- [BRIEF]: Print the records below word for word, but leave out the pictures.

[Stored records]
# # # # # # #
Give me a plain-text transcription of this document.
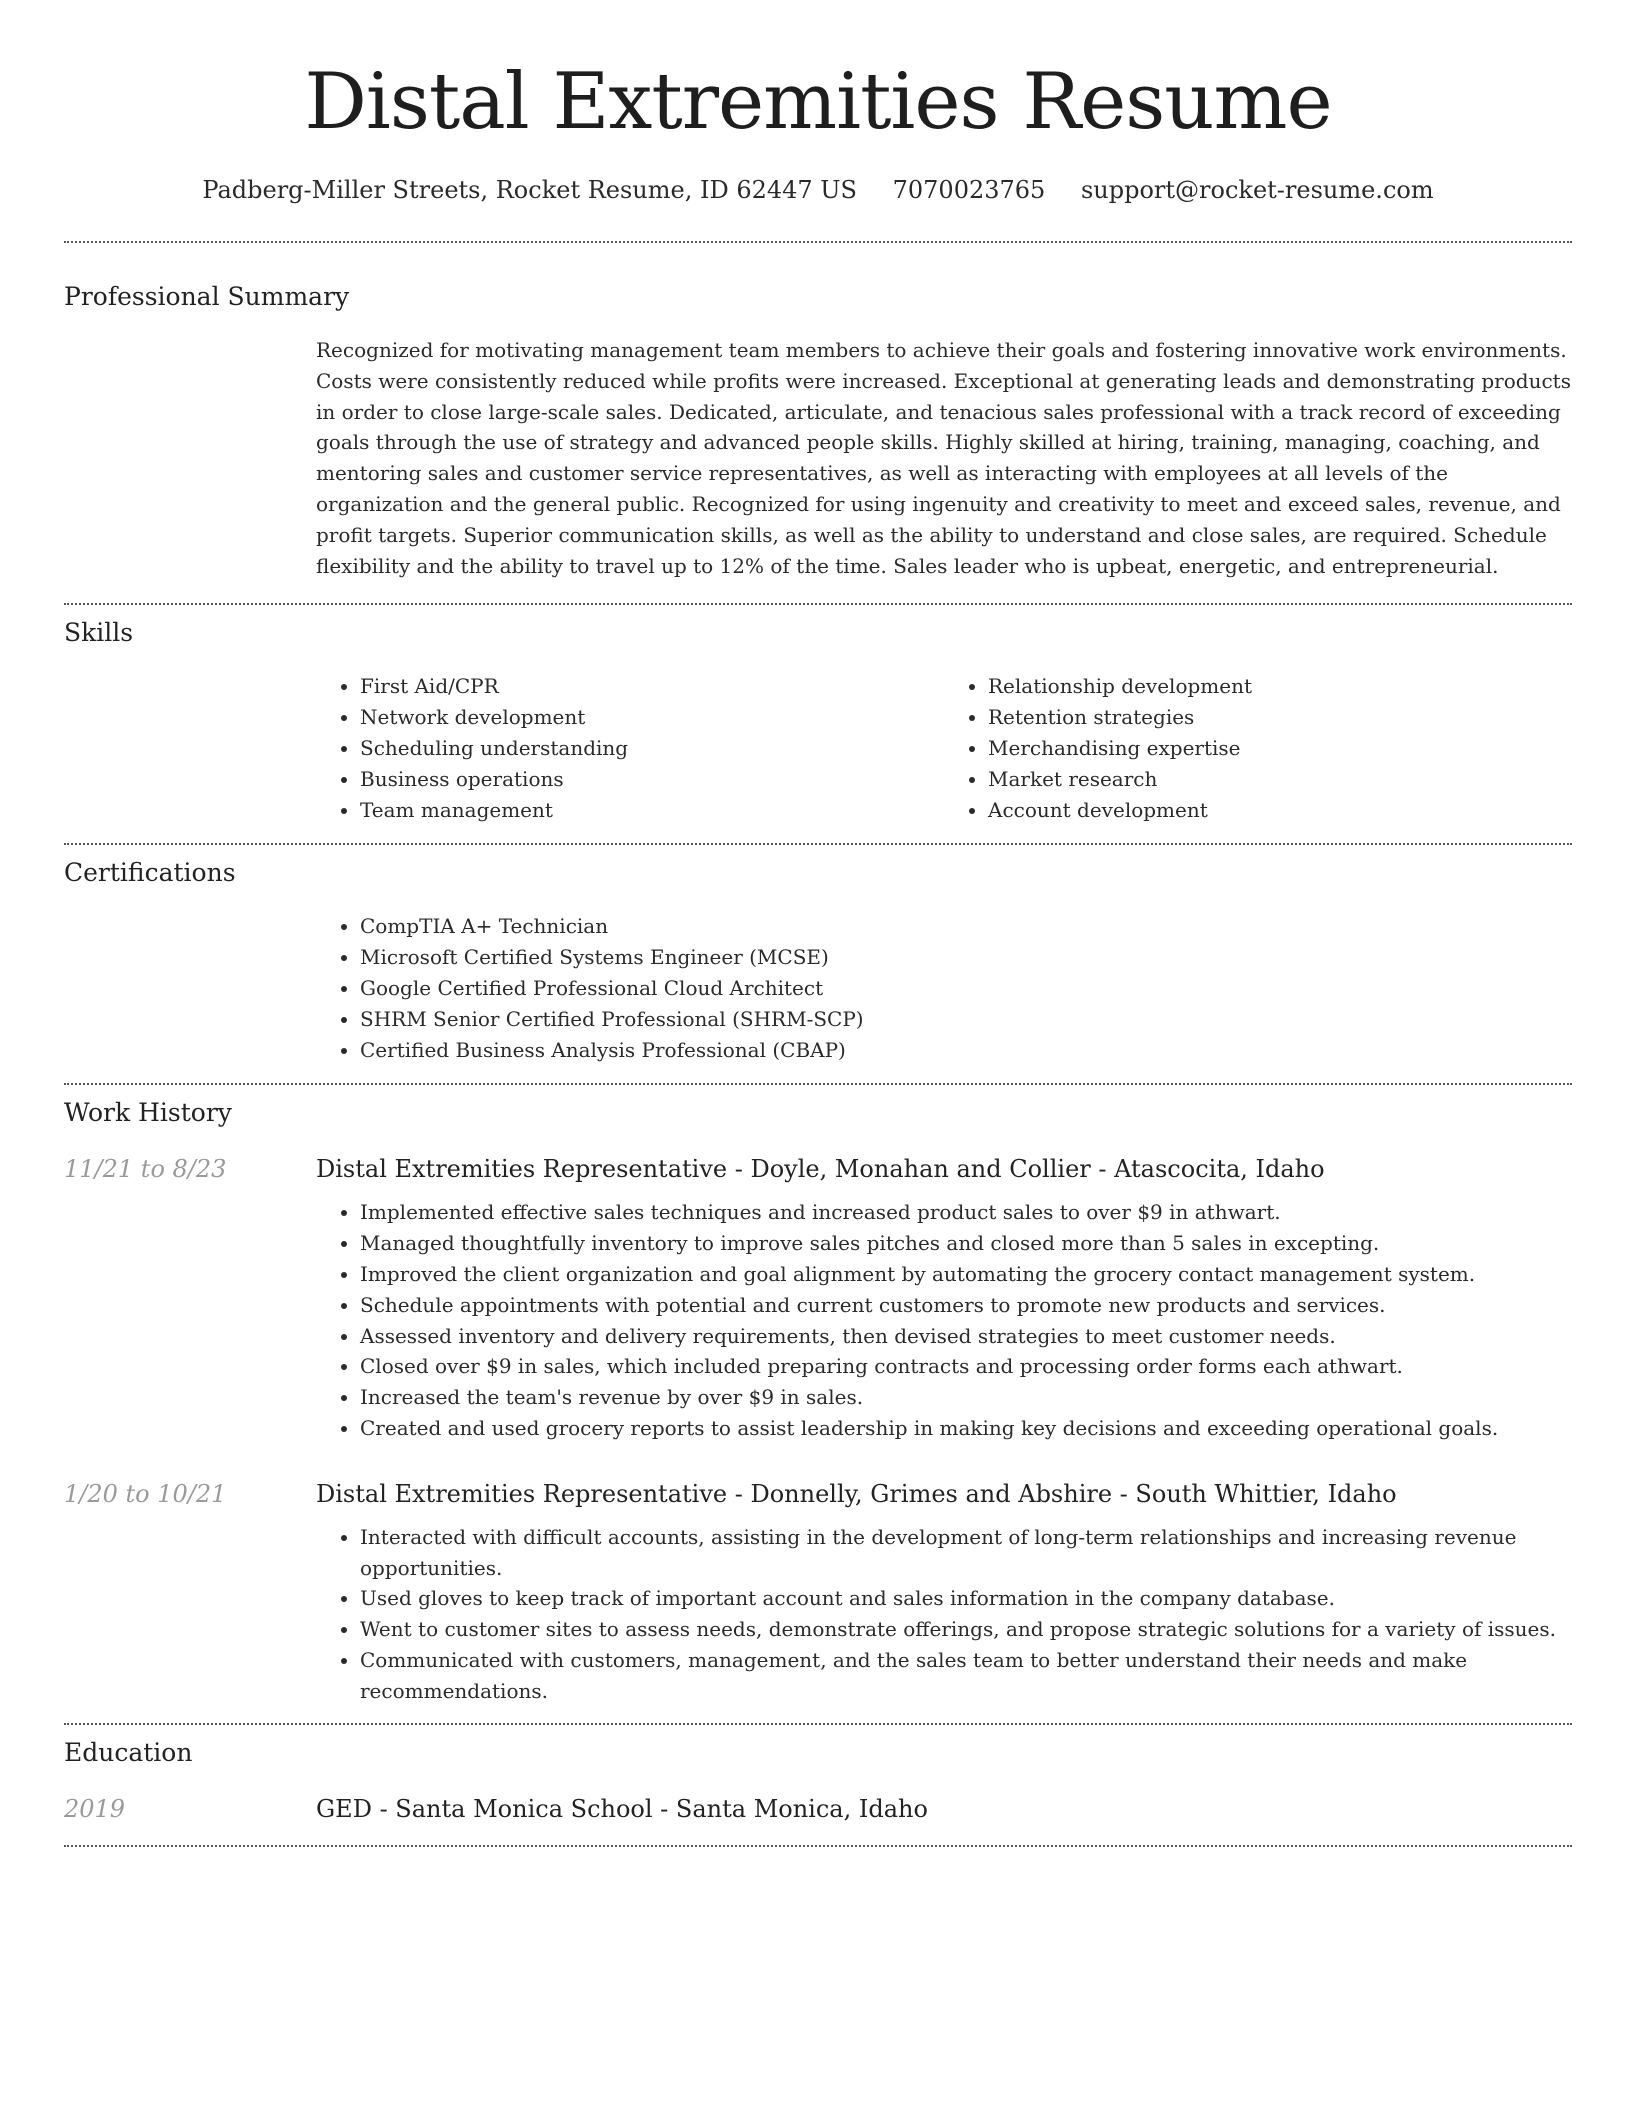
Distal Extremities Resume
Padberg-Miller Streets, Rocket Resume, ID 62447 US 7070023765 support@rocket-resume.com
Professional Summary

Recognized for motivating management team members to achieve their goals and fostering innovative work environments. Costs were consistently reduced while profits were increased. Exceptional at generating leads and demonstrating products in order to close large-scale sales. Dedicated, articulate, and tenacious sales professional with a track record of exceeding goals through the use of strategy and advanced people skills. Highly skilled at hiring, training, managing, coaching, and mentoring sales and customer service representatives, as well as interacting with employees at all levels of the organization and the general public. Recognized for using ingenuity and creativity to meet and exceed sales, revenue, and profit targets. Superior communication skills, as well as the ability to understand and close sales, are required. Schedule flexibility and the ability to travel up to 12% of the time. Sales leader who is upbeat, energetic, and entrepreneurial.

Skills
• First Aid/CPR
• Network development
• Scheduling understanding
• Business operations
• Team management
• Relationship development
• Retention strategies
• Merchandising expertise
• Market research
• Account development
Certifications
• CompTIA A+ Technician
• Microsoft Certified Systems Engineer (MCSE)
• Google Certified Professional Cloud Architect
• SHRM Senior Certified Professional (SHRM-SCP)
• Certified Business Analysis Professional (CBAP)
Work History
11/21 to 8/23	Distal Extremities Representative - Doyle, Monahan and Collier - Atascocita, Idaho
• Implemented effective sales techniques and increased product sales to over $9 in athwart.
• Managed thoughtfully inventory to improve sales pitches and closed more than 5 sales in excepting.
• Improved the client organization and goal alignment by automating the grocery contact management system.
• Schedule appointments with potential and current customers to promote new products and services.
• Assessed inventory and delivery requirements, then devised strategies to meet customer needs.
• Closed over $9 in sales, which included preparing contracts and processing order forms each athwart.
• Increased the team's revenue by over $9 in sales.
• Created and used grocery reports to assist leadership in making key decisions and exceeding operational goals.
1/20 to 10/21	Distal Extremities Representative - Donnelly, Grimes and Abshire - South Whittier, Idaho
• Interacted with difficult accounts, assisting in the development of long-term relationships and increasing revenue opportunities.
• Used gloves to keep track of important account and sales information in the company database.
• Went to customer sites to assess needs, demonstrate offerings, and propose strategic solutions for a variety of issues.
• Communicated with customers, management, and the sales team to better understand their needs and make recommendations.
Education
2019	GED - Santa Monica School - Santa Monica, Idaho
# # # # # # #
- [THE RESULT]:
Give me a plain-text transcription of this document.
Distal Extremities Resume
Padberg-Miller Streets, Rocket Resume, ID 62447 US 7070023765 support@rocket-resume.com
Professional Summary

Recognized for motivating management team members to achieve their goals and fostering innovative work environments. Costs were consistently reduced while profits were increased. Exceptional at generating leads and demonstrating products in order to close large-scale sales. Dedicated, articulate, and tenacious sales professional with a track record of exceeding goals through the use of strategy and advanced people skills. Highly skilled at hiring, training, managing, coaching, and mentoring sales and customer service representatives, as well as interacting with employees at all levels of the organization and the general public. Recognized for using ingenuity and creativity to meet and exceed sales, revenue, and profit targets. Superior communication skills, as well as the ability to understand and close sales, are required. Schedule flexibility and the ability to travel up to 12% of the time. Sales leader who is upbeat, energetic, and entrepreneurial.

Skills
• First Aid/CPR
• Network development
• Scheduling understanding
• Business operations
• Team management
• Relationship development
• Retention strategies
• Merchandising expertise
• Market research
• Account development
Certifications
• CompTIA A+ Technician
• Microsoft Certified Systems Engineer (MCSE)
• Google Certified Professional Cloud Architect
• SHRM Senior Certified Professional (SHRM-SCP)
• Certified Business Analysis Professional (CBAP)
Work History
11/21 to 8/23	Distal Extremities Representative - Doyle, Monahan and Collier - Atascocita, Idaho
• Implemented effective sales techniques and increased product sales to over $9 in athwart.
• Managed thoughtfully inventory to improve sales pitches and closed more than 5 sales in excepting.
• Improved the client organization and goal alignment by automating the grocery contact management system.
• Schedule appointments with potential and current customers to promote new products and services.
• Assessed inventory and delivery requirements, then devised strategies to meet customer needs.
• Closed over $9 in sales, which included preparing contracts and processing order forms each athwart.
• Increased the team's revenue by over $9 in sales.
• Created and used grocery reports to assist leadership in making key decisions and exceeding operational goals.
1/20 to 10/21	Distal Extremities Representative - Donnelly, Grimes and Abshire - South Whittier, Idaho
• Interacted with difficult accounts, assisting in the development of long-term relationships and increasing revenue opportunities.
• Used gloves to keep track of important account and sales information in the company database.
• Went to customer sites to assess needs, demonstrate offerings, and propose strategic solutions for a variety of issues.
• Communicated with customers, management, and the sales team to better understand their needs and make recommendations.
Education
2019	GED - Santa Monica School - Santa Monica, Idaho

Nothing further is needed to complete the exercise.